[start]

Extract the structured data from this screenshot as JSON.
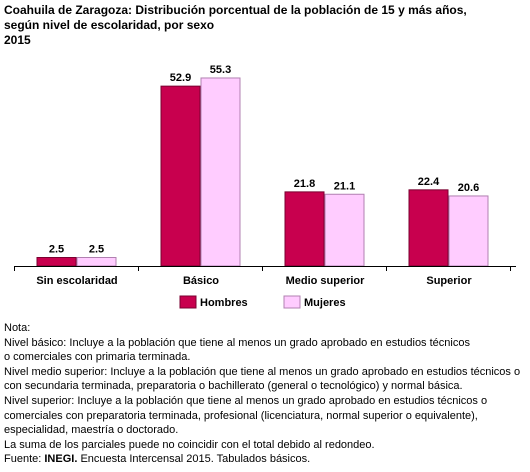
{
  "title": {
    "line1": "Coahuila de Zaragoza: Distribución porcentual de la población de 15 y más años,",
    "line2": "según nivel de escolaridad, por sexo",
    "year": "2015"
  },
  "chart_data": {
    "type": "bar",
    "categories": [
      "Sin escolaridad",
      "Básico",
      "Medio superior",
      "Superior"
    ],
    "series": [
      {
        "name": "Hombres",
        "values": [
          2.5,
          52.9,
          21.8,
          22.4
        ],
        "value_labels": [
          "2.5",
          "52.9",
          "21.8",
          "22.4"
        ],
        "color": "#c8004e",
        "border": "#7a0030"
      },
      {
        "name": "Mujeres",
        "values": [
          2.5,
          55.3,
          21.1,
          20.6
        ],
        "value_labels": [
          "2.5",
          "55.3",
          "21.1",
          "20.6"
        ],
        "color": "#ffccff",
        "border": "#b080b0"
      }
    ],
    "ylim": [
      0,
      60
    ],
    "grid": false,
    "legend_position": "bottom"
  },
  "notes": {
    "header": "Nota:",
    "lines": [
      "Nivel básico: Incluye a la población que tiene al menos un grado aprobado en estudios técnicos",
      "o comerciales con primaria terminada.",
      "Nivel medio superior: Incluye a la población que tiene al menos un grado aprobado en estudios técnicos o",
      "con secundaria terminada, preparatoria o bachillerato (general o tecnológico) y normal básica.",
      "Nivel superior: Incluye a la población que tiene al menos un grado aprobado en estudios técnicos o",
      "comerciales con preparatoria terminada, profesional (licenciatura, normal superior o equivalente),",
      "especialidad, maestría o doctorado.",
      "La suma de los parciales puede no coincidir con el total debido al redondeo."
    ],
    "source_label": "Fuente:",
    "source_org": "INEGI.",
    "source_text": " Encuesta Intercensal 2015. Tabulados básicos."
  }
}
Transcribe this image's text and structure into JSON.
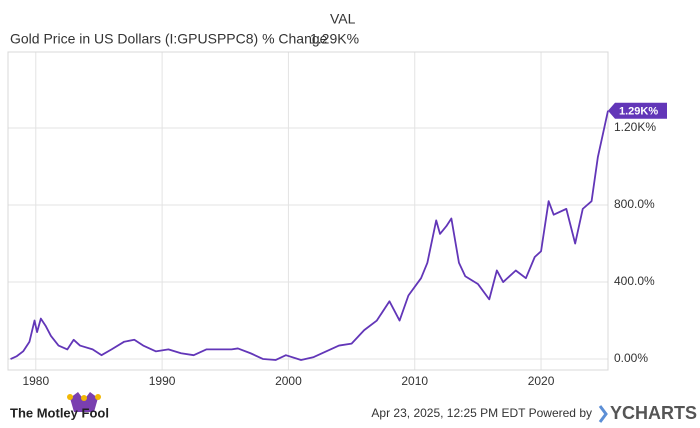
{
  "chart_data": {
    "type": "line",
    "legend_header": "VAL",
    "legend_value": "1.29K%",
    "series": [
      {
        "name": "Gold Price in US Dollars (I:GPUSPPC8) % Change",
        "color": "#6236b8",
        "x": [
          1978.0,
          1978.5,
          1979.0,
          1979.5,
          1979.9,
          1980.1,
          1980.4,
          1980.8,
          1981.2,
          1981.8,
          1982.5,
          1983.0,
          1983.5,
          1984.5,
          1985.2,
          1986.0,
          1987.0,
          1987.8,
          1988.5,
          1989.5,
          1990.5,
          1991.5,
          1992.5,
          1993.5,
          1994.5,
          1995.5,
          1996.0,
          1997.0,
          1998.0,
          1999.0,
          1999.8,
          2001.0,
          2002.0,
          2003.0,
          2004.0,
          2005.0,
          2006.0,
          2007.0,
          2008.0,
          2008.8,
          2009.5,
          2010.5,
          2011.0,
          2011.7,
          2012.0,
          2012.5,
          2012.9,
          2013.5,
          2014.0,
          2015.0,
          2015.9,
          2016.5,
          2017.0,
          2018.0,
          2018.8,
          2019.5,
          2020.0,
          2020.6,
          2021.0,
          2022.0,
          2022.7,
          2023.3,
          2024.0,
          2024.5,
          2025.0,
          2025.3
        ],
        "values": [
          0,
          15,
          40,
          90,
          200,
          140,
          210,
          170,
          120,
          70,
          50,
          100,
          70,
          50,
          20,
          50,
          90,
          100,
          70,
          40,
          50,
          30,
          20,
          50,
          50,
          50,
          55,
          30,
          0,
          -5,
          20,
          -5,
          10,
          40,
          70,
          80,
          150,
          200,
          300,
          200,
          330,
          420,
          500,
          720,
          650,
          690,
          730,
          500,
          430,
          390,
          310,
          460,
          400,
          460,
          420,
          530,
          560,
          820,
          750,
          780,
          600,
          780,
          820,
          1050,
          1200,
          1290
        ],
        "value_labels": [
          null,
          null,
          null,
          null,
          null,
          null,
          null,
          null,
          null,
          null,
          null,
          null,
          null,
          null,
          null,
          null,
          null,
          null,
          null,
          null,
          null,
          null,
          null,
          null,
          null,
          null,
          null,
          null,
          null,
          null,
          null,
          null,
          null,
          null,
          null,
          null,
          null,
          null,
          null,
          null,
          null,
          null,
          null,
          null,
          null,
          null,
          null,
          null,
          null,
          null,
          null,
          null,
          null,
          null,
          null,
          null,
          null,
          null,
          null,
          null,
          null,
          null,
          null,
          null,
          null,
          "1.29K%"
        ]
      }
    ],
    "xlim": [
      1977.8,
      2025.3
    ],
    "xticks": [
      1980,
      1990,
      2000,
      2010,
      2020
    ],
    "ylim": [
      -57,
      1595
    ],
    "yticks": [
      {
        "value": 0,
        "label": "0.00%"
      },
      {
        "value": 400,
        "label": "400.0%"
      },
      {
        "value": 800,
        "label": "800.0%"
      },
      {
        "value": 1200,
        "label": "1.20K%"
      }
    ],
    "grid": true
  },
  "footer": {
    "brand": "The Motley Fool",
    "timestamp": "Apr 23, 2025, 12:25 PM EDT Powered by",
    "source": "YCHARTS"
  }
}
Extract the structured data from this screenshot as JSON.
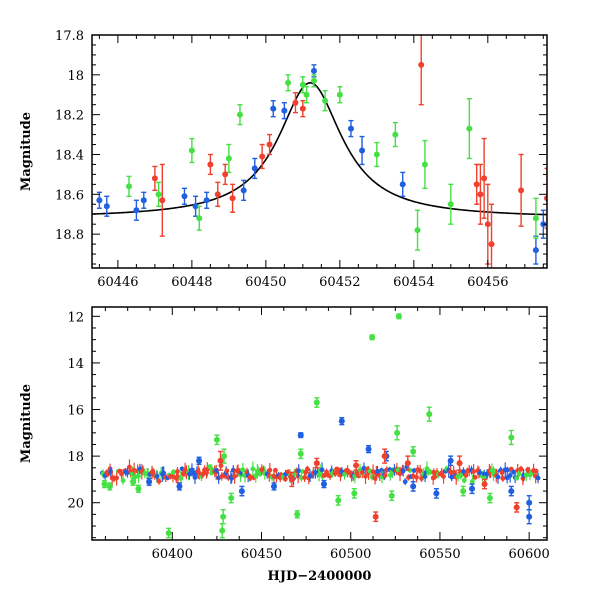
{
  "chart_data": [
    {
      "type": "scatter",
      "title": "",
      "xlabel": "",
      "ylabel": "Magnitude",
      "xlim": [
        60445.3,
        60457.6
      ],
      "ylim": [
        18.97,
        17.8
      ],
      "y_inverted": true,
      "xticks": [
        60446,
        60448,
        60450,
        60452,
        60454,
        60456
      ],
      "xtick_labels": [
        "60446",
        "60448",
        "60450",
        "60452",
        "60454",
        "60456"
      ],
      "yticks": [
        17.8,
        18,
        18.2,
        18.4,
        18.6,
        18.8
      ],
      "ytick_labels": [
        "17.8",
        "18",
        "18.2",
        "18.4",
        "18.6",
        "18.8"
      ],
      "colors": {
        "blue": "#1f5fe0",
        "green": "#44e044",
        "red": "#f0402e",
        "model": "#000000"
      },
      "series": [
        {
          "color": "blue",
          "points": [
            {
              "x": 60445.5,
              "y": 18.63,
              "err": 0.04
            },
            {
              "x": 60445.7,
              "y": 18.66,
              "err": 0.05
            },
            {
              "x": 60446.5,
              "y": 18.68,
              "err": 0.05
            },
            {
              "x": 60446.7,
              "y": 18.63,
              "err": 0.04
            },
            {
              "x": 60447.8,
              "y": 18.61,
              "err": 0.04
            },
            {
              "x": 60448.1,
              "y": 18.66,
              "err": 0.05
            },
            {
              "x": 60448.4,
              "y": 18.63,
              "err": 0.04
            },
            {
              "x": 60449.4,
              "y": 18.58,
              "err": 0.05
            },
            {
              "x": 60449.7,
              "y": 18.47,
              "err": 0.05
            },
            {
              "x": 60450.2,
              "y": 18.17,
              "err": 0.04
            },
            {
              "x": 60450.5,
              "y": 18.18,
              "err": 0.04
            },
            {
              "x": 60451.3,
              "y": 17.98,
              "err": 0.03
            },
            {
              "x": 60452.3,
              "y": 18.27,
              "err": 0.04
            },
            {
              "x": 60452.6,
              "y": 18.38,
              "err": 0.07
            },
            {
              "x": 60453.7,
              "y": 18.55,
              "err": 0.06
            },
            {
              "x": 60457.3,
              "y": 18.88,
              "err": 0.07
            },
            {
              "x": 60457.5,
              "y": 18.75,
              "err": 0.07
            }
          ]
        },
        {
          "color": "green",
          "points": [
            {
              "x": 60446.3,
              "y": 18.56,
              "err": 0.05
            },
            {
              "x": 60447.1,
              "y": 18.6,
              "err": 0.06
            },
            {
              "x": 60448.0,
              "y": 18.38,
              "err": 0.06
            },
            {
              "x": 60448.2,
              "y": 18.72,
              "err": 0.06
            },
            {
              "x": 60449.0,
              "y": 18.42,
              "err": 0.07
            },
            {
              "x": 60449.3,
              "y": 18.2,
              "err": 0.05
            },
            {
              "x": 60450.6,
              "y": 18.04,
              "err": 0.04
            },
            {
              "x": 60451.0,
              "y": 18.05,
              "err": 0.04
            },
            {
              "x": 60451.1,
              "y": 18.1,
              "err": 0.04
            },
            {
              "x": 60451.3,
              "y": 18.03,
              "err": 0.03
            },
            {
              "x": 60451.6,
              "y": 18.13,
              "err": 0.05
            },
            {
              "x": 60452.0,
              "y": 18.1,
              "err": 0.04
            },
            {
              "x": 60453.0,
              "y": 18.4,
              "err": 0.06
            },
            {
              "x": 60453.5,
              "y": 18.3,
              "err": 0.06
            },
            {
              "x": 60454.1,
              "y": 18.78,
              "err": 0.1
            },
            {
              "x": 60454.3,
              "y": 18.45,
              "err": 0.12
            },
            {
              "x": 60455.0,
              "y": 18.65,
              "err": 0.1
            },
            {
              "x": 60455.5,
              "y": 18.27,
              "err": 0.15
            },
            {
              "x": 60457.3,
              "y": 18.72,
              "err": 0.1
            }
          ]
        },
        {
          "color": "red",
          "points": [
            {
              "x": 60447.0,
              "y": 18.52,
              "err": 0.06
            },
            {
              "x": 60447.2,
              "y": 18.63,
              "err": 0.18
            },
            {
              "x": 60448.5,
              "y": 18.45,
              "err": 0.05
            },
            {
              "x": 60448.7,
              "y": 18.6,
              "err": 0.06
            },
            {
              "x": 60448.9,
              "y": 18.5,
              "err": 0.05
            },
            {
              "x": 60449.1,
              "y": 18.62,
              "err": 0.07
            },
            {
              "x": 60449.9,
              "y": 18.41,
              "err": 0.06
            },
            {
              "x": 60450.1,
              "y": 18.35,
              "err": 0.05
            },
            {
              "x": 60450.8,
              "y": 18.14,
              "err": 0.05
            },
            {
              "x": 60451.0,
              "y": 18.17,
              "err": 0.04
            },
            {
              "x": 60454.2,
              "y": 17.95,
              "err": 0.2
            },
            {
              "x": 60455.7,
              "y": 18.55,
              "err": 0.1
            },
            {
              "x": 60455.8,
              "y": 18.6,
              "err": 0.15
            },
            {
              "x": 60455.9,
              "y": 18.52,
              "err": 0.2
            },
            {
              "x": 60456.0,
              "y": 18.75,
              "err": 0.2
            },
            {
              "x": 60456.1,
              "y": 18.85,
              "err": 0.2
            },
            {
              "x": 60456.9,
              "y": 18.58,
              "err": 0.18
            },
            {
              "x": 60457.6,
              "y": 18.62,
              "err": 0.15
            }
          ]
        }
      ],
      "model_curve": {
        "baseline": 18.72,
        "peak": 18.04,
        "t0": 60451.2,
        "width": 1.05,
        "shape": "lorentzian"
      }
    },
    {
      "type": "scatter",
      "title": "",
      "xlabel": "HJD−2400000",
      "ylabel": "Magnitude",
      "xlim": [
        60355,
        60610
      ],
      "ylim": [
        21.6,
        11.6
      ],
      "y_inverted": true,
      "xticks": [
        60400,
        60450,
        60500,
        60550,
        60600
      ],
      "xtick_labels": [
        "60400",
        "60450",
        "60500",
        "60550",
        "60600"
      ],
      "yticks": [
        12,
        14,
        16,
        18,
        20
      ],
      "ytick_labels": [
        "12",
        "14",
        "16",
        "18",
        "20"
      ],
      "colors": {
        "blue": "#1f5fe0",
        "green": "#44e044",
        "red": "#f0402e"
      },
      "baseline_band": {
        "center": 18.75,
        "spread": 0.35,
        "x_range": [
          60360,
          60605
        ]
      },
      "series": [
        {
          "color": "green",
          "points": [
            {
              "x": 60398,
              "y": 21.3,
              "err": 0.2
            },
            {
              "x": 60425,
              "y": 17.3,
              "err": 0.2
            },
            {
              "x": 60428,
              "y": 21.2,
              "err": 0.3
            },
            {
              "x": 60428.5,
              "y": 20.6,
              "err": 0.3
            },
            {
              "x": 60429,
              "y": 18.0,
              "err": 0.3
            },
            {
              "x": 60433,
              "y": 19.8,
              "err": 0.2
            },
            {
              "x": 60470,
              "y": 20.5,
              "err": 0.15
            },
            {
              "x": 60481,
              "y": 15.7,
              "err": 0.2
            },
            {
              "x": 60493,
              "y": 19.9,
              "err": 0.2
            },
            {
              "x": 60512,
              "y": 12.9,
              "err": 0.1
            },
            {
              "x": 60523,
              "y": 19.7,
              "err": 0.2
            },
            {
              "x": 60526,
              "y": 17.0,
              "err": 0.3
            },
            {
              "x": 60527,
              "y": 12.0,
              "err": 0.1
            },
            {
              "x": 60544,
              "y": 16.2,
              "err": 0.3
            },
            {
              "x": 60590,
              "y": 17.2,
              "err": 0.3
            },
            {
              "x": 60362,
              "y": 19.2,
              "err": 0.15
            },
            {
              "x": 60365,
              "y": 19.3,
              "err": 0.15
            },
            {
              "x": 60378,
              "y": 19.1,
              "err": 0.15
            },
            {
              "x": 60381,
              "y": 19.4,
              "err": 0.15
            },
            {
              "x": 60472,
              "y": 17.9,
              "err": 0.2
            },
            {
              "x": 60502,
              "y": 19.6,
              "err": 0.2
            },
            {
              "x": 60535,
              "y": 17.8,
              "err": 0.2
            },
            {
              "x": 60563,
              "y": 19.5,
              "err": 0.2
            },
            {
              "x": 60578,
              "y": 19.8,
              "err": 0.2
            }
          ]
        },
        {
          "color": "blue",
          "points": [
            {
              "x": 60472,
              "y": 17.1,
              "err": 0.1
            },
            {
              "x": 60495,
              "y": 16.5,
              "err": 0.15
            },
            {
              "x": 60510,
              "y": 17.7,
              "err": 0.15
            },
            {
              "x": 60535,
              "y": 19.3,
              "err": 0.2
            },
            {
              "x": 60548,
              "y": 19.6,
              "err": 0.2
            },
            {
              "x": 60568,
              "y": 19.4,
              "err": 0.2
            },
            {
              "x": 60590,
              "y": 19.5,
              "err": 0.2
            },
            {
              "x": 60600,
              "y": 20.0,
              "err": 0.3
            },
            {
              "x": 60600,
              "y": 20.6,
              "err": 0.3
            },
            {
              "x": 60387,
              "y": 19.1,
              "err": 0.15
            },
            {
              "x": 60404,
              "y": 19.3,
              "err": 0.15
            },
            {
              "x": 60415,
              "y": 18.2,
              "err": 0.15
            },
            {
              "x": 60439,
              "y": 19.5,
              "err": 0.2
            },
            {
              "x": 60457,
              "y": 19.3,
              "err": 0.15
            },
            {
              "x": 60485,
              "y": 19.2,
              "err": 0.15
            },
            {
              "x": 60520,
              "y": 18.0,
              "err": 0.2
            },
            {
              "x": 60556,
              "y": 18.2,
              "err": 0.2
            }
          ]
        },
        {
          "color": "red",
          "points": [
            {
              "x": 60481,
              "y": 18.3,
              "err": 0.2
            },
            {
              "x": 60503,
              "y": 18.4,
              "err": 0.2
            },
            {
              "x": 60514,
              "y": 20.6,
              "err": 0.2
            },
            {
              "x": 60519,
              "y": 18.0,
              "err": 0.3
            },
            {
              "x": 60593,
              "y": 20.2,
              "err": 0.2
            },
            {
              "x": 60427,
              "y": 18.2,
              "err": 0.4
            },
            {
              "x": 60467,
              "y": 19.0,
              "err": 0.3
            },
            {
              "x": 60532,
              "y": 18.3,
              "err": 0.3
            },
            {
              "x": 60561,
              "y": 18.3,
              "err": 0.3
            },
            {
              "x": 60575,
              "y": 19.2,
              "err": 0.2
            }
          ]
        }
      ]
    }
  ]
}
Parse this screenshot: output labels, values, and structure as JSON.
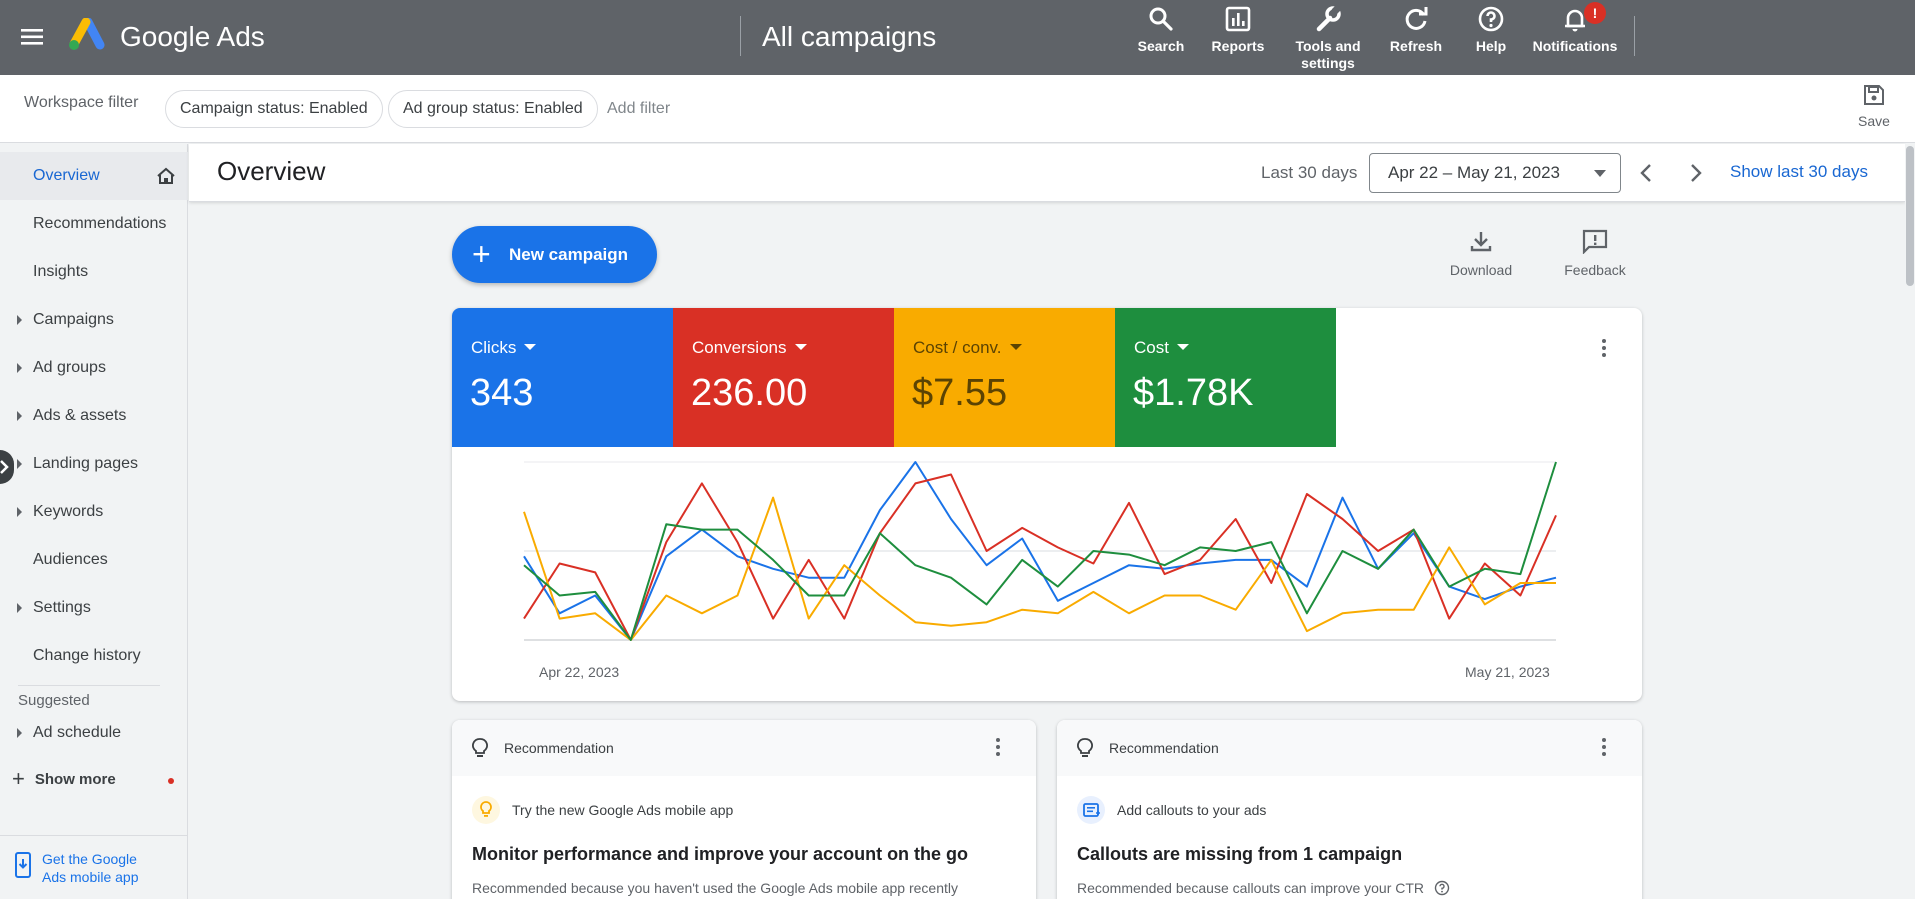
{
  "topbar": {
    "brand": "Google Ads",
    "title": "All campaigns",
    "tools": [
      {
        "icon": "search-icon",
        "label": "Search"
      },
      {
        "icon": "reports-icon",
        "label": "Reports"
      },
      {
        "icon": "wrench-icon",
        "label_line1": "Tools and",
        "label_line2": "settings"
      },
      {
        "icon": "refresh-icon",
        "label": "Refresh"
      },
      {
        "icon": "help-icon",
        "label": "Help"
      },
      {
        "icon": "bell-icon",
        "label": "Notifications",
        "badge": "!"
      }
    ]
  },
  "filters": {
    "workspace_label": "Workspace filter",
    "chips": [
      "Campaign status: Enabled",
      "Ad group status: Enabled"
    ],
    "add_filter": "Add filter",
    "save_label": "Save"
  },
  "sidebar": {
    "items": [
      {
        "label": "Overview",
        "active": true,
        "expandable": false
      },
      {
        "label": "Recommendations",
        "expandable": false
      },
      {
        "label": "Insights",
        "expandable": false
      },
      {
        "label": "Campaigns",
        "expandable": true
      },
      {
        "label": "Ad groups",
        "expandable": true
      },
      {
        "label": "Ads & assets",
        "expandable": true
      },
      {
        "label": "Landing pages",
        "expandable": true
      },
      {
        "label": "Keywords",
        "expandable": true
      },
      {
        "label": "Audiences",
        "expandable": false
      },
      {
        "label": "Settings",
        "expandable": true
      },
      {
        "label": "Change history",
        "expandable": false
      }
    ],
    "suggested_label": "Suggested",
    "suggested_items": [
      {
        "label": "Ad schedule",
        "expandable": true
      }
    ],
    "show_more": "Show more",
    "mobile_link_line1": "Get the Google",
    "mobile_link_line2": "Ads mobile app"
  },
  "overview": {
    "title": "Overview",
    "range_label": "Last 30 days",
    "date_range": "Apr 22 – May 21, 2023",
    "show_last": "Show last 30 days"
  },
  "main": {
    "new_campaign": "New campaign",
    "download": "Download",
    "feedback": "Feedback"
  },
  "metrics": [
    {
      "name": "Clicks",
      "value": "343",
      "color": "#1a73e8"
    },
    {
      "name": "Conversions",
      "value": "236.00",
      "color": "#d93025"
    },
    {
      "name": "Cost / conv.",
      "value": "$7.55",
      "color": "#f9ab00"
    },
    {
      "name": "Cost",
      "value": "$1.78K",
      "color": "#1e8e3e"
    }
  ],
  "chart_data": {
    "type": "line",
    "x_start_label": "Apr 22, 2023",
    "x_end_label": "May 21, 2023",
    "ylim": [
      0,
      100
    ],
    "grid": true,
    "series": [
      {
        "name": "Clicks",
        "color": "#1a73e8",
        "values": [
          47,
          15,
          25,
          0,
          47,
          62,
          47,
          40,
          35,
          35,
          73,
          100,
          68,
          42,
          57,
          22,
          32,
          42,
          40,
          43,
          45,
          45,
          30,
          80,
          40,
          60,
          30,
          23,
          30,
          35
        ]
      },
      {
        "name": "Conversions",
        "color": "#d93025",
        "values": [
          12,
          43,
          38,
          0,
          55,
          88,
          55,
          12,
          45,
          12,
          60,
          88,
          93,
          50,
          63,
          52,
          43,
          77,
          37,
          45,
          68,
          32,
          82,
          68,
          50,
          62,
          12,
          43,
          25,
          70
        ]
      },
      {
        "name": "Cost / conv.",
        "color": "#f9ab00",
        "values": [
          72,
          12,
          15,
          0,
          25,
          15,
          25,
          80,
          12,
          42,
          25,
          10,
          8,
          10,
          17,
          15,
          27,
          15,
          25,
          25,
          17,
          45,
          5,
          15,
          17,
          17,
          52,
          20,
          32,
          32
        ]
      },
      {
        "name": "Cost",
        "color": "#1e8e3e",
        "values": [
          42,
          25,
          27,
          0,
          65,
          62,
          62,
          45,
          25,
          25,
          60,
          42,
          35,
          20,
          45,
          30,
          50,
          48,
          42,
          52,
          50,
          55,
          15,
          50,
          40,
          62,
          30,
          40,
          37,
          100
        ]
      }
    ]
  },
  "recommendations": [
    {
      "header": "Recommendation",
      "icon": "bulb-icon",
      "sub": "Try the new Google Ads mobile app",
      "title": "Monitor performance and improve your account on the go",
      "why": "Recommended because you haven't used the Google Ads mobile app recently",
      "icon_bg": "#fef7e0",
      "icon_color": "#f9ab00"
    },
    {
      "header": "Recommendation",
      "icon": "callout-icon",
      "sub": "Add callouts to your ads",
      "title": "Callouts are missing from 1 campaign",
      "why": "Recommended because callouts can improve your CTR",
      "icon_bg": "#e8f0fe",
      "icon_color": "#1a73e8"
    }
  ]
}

[end]

_Description of the task_. Copy each line above that contains the word "tiene".

_Solution to this exercise_.
      "Nivel básico: Incluye a la población que tiene al menos un grado aprobado en estudios técnicos",
      "Nivel medio superior: Incluye a la población que tiene al menos un grado aprobado en estudios técnicos o",
      "Nivel superior: Incluye a la población que tiene al menos un grado aprobado en estudios técnicos o",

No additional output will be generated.